◆ DESCRIPTION OF THE TASK
Collect every line that includes the string "testi".

── RECORDS FOR THIS EXERCISE ──

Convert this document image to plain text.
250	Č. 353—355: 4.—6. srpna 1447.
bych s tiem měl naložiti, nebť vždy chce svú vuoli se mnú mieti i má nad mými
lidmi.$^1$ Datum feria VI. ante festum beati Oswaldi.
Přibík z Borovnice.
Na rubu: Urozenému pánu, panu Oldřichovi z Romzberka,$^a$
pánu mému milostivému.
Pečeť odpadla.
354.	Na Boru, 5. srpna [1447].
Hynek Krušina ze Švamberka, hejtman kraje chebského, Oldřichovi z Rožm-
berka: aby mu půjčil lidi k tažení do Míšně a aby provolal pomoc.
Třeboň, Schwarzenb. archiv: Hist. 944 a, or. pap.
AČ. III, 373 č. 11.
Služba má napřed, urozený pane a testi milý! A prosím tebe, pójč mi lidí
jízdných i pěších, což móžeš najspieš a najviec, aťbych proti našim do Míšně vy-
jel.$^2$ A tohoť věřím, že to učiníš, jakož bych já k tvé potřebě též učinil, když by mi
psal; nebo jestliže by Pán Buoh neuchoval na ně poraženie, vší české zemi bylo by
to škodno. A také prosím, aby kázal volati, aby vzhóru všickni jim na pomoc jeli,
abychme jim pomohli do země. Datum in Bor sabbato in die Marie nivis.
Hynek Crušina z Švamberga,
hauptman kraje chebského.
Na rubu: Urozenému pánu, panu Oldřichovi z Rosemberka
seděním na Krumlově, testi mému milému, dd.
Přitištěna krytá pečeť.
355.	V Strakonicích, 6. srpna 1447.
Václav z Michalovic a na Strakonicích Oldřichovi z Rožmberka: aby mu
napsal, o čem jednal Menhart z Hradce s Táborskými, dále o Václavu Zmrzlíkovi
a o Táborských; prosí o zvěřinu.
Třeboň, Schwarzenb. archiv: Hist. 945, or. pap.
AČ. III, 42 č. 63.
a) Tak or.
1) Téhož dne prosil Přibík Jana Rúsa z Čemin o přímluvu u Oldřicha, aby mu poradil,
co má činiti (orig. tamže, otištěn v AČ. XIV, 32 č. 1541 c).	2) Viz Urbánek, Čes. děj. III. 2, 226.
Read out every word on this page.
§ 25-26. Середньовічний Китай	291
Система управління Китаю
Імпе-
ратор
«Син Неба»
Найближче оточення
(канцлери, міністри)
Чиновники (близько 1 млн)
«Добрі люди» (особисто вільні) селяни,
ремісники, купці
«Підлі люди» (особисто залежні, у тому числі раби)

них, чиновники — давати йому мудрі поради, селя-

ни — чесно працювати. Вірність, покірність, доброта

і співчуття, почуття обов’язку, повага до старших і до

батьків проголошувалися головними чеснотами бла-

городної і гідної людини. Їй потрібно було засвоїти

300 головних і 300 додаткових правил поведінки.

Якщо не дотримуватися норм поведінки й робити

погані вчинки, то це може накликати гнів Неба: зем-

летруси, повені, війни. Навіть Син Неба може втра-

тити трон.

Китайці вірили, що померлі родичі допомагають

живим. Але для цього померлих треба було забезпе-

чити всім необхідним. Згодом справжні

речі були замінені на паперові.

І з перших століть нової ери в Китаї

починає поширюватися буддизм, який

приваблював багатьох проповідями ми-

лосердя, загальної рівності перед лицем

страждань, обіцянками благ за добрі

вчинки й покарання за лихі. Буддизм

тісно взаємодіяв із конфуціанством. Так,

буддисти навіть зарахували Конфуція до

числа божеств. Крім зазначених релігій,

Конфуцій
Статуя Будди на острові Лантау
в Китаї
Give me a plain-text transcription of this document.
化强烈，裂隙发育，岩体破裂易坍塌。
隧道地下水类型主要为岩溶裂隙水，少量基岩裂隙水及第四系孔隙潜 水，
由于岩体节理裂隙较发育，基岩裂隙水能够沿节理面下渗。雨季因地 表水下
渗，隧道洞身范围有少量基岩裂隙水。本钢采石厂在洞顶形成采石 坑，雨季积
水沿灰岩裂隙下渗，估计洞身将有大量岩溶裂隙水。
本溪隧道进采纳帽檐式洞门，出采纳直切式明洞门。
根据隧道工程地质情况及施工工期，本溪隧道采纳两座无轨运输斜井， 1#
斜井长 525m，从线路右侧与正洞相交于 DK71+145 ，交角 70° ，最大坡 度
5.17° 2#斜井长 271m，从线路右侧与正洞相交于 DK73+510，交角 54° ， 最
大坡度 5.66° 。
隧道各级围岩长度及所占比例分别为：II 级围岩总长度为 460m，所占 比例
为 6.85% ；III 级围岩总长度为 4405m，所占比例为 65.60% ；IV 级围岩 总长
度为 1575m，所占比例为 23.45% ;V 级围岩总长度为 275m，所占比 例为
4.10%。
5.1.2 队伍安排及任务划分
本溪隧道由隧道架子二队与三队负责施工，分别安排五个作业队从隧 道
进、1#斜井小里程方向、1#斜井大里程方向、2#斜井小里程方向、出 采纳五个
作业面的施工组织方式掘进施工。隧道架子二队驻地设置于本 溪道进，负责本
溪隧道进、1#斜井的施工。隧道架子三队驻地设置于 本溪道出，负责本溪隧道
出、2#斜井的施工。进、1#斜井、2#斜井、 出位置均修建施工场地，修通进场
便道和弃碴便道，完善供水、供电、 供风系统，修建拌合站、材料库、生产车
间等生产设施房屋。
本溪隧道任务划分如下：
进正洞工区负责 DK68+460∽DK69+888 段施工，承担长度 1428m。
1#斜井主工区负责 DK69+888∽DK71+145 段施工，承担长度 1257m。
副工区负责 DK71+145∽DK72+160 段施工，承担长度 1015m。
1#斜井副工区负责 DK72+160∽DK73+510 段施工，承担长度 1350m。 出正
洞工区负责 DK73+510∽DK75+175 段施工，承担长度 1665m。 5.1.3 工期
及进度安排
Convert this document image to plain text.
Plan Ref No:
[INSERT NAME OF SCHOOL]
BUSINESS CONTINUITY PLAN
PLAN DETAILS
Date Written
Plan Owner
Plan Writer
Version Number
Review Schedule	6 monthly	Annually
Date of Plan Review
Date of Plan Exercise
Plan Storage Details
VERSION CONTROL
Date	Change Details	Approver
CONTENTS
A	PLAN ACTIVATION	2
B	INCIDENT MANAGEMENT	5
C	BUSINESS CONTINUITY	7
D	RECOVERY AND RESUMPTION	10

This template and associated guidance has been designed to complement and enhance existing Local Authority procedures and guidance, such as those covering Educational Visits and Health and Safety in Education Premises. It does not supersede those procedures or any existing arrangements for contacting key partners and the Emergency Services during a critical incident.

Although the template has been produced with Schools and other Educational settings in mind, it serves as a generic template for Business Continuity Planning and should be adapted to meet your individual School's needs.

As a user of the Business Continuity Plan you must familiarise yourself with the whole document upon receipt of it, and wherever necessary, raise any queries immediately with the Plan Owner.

───

◆ COMPLETE RESPONSE
Služba má napřed, urozený pane a testi milý! A prosím tebe, pójč mi lidí
seděním na Krumlově, testi mému milému, dd.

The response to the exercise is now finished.